## Set problem:
All of the entries need to be written out again, exactly as they are.

## Data for the task:
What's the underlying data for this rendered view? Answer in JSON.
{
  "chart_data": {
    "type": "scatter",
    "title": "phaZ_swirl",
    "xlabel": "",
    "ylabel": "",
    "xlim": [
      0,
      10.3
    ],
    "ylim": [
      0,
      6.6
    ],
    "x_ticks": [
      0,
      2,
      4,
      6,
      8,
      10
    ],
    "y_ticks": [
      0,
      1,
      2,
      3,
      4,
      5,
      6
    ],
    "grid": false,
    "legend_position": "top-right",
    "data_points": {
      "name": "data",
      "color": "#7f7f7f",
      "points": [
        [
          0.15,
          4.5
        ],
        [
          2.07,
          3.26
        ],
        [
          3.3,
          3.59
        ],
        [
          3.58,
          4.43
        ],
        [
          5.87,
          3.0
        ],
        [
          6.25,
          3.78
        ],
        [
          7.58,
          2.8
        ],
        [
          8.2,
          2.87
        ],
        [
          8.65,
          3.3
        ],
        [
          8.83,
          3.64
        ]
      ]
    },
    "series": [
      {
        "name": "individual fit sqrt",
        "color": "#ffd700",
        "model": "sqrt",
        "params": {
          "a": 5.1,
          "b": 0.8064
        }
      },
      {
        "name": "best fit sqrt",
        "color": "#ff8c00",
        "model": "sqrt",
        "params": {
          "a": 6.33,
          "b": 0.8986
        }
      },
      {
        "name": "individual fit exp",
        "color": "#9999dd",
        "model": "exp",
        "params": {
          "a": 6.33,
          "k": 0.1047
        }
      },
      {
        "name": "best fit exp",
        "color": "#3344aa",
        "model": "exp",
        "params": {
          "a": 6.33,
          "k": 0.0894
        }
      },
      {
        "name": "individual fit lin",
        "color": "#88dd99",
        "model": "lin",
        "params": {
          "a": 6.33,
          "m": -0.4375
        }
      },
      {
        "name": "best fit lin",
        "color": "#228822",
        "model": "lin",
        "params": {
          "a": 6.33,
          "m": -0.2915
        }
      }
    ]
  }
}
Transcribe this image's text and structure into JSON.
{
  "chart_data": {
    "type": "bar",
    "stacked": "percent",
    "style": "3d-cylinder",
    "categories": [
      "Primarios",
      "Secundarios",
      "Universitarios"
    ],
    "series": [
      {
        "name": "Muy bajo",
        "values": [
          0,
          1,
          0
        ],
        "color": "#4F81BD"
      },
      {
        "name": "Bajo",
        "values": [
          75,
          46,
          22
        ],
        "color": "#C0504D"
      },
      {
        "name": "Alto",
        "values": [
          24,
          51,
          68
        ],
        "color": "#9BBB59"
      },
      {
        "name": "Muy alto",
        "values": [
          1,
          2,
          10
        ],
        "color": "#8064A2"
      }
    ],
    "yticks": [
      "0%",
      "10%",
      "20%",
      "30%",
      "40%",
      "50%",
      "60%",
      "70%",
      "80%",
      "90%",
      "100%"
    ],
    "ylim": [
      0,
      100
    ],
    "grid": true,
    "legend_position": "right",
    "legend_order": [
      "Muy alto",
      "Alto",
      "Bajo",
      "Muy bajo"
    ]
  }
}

## Output for this exercise:
What's the underlying data for this rendered view? Answer in JSON.
{
  "chart_data": {
    "type": "scatter",
    "title": "phaZ_swirl",
    "xlabel": "",
    "ylabel": "",
    "xlim": [
      0,
      10.3
    ],
    "ylim": [
      0,
      6.6
    ],
    "x_ticks": [
      0,
      2,
      4,
      6,
      8,
      10
    ],
    "y_ticks": [
      0,
      1,
      2,
      3,
      4,
      5,
      6
    ],
    "grid": false,
    "legend_position": "top-right",
    "data_points": {
      "name": "data",
      "color": "#7f7f7f",
      "points": [
        [
          0.15,
          4.5
        ],
        [
          2.07,
          3.26
        ],
        [
          3.3,
          3.59
        ],
        [
          3.58,
          4.43
        ],
        [
          5.87,
          3.0
        ],
        [
          6.25,
          3.78
        ],
        [
          7.58,
          2.8
        ],
        [
          8.2,
          2.87
        ],
        [
          8.65,
          3.3
        ],
        [
          8.83,
          3.64
        ]
      ]
    },
    "series": [
      {
        "name": "individual fit sqrt",
        "color": "#ffd700",
        "model": "sqrt",
        "params": {
          "a": 5.1,
          "b": 0.8064
        }
      },
      {
        "name": "best fit sqrt",
        "color": "#ff8c00",
        "model": "sqrt",
        "params": {
          "a": 6.33,
          "b": 0.8986
        }
      },
      {
        "name": "individual fit exp",
        "color": "#9999dd",
        "model": "exp",
        "params": {
          "a": 6.33,
          "k": 0.1047
        }
      },
      {
        "name": "best fit exp",
        "color": "#3344aa",
        "model": "exp",
        "params": {
          "a": 6.33,
          "k": 0.0894
        }
      },
      {
        "name": "individual fit lin",
        "color": "#88dd99",
        "model": "lin",
        "params": {
          "a": 6.33,
          "m": -0.4375
        }
      },
      {
        "name": "best fit lin",
        "color": "#228822",
        "model": "lin",
        "params": {
          "a": 6.33,
          "m": -0.2915
        }
      }
    ]
  }
}
Transcribe this image's text and structure into JSON.
{
  "chart_data": {
    "type": "bar",
    "stacked": "percent",
    "style": "3d-cylinder",
    "categories": [
      "Primarios",
      "Secundarios",
      "Universitarios"
    ],
    "series": [
      {
        "name": "Muy bajo",
        "values": [
          0,
          1,
          0
        ],
        "color": "#4F81BD"
      },
      {
        "name": "Bajo",
        "values": [
          75,
          46,
          22
        ],
        "color": "#C0504D"
      },
      {
        "name": "Alto",
        "values": [
          24,
          51,
          68
        ],
        "color": "#9BBB59"
      },
      {
        "name": "Muy alto",
        "values": [
          1,
          2,
          10
        ],
        "color": "#8064A2"
      }
    ],
    "yticks": [
      "0%",
      "10%",
      "20%",
      "30%",
      "40%",
      "50%",
      "60%",
      "70%",
      "80%",
      "90%",
      "100%"
    ],
    "ylim": [
      0,
      100
    ],
    "grid": true,
    "legend_position": "right",
    "legend_order": [
      "Muy alto",
      "Alto",
      "Bajo",
      "Muy bajo"
    ]
  }
}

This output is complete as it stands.